Source data →
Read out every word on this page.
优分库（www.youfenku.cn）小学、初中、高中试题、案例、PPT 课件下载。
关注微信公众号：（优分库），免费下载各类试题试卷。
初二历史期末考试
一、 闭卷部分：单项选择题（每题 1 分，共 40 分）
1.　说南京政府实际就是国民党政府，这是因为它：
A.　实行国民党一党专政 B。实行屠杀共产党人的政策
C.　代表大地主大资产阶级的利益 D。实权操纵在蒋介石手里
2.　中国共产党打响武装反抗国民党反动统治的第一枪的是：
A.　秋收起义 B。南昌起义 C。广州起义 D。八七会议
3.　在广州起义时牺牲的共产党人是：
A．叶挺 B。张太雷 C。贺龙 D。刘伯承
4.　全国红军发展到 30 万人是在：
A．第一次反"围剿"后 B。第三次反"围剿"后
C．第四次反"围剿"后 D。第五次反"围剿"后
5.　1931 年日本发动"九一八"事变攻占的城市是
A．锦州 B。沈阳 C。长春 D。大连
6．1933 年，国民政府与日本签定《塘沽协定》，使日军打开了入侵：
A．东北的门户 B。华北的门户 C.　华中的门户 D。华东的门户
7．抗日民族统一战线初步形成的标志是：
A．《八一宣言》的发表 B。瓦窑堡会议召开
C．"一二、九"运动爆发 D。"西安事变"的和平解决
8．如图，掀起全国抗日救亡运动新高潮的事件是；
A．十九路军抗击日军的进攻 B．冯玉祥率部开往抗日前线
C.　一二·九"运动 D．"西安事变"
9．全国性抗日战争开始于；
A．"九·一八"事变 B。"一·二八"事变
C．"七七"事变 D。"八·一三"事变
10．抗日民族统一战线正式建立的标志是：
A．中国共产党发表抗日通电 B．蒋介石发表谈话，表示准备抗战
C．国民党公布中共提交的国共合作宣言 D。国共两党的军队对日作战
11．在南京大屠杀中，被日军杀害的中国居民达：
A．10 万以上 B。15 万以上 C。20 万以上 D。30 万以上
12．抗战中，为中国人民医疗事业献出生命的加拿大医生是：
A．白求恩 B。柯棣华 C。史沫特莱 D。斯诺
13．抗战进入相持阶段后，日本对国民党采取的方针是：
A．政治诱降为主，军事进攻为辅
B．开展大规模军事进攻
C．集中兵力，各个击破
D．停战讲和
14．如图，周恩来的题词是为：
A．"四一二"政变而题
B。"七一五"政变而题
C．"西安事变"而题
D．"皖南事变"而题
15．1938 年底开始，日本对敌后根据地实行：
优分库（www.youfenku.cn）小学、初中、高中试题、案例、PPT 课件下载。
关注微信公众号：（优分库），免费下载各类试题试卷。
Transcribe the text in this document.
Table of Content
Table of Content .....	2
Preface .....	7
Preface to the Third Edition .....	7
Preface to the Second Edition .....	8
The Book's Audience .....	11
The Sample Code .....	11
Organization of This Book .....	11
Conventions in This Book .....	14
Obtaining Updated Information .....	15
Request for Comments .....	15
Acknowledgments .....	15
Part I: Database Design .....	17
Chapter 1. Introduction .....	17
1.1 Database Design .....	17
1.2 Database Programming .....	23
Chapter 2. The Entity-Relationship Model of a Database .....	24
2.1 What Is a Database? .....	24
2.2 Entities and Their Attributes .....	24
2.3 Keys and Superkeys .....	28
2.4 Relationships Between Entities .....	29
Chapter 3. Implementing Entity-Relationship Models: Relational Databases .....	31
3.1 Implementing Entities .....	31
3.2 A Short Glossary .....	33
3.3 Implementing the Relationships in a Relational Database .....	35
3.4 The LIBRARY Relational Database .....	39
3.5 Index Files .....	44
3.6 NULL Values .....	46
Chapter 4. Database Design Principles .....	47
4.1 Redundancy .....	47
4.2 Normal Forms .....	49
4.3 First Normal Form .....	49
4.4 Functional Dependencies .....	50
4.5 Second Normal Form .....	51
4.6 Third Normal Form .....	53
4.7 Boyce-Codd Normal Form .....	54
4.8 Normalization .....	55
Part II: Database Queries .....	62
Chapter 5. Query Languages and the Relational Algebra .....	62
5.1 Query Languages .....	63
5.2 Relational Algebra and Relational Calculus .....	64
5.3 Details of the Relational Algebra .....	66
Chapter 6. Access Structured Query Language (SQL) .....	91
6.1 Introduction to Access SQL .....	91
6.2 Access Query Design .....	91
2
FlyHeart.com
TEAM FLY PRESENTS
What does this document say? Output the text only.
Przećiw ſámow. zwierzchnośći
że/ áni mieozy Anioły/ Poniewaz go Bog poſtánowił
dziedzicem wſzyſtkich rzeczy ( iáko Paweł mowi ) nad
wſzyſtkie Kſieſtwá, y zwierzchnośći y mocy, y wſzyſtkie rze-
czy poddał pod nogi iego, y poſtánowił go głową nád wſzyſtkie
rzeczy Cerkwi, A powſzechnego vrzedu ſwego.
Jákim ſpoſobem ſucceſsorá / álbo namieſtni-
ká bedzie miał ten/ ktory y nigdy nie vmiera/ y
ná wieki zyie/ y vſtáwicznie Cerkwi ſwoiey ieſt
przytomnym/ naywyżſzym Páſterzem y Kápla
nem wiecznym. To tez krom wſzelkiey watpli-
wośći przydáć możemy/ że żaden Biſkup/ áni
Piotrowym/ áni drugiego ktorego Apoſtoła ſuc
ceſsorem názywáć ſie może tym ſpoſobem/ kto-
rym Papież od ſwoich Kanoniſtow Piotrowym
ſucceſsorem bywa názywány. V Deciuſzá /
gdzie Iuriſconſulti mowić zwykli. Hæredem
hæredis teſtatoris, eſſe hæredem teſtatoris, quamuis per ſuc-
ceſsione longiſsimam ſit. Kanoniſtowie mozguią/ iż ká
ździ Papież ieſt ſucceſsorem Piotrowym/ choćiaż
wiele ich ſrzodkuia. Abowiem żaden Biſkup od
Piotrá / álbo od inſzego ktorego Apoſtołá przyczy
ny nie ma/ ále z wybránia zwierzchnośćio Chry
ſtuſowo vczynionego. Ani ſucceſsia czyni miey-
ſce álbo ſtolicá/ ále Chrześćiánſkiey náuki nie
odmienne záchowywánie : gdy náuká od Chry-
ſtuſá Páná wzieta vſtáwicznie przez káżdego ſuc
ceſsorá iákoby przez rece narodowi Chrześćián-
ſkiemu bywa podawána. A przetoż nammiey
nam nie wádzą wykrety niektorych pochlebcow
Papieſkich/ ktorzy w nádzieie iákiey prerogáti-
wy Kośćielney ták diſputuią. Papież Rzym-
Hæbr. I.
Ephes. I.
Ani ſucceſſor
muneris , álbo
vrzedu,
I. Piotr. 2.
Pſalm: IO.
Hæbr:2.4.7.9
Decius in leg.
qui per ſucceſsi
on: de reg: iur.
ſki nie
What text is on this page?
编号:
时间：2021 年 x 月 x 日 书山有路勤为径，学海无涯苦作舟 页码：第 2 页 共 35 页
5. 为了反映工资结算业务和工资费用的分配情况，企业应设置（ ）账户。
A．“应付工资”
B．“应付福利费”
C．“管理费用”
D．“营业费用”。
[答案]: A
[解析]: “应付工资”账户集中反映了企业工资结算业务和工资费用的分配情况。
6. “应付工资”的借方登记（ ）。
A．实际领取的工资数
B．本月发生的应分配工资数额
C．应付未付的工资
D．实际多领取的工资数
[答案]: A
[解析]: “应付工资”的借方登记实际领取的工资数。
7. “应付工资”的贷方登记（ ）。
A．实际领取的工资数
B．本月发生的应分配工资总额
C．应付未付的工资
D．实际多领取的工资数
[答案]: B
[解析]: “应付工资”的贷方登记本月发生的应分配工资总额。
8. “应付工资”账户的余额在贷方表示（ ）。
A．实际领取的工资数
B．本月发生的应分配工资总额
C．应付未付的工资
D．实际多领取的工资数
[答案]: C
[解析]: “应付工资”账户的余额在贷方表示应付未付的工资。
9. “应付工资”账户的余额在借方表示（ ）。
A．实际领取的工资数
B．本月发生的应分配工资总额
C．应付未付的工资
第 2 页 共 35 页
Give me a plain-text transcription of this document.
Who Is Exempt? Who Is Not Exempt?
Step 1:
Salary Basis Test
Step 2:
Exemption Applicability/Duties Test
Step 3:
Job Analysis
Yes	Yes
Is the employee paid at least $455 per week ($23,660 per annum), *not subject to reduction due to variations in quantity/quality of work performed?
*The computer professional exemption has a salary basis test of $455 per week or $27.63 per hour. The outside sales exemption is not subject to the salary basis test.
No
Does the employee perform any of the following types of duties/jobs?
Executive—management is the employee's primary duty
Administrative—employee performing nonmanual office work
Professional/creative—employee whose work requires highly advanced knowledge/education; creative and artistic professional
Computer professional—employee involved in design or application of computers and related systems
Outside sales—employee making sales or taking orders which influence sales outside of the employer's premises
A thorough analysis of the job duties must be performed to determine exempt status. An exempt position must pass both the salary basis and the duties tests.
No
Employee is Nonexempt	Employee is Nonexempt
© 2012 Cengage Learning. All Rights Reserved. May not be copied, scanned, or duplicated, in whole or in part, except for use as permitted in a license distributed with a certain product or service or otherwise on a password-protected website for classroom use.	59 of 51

Work to complete →
Return from the data every line that holds "Third".

Answer below →
Preface to the Third Edition .....	7
4.6 Third Normal Form .....	53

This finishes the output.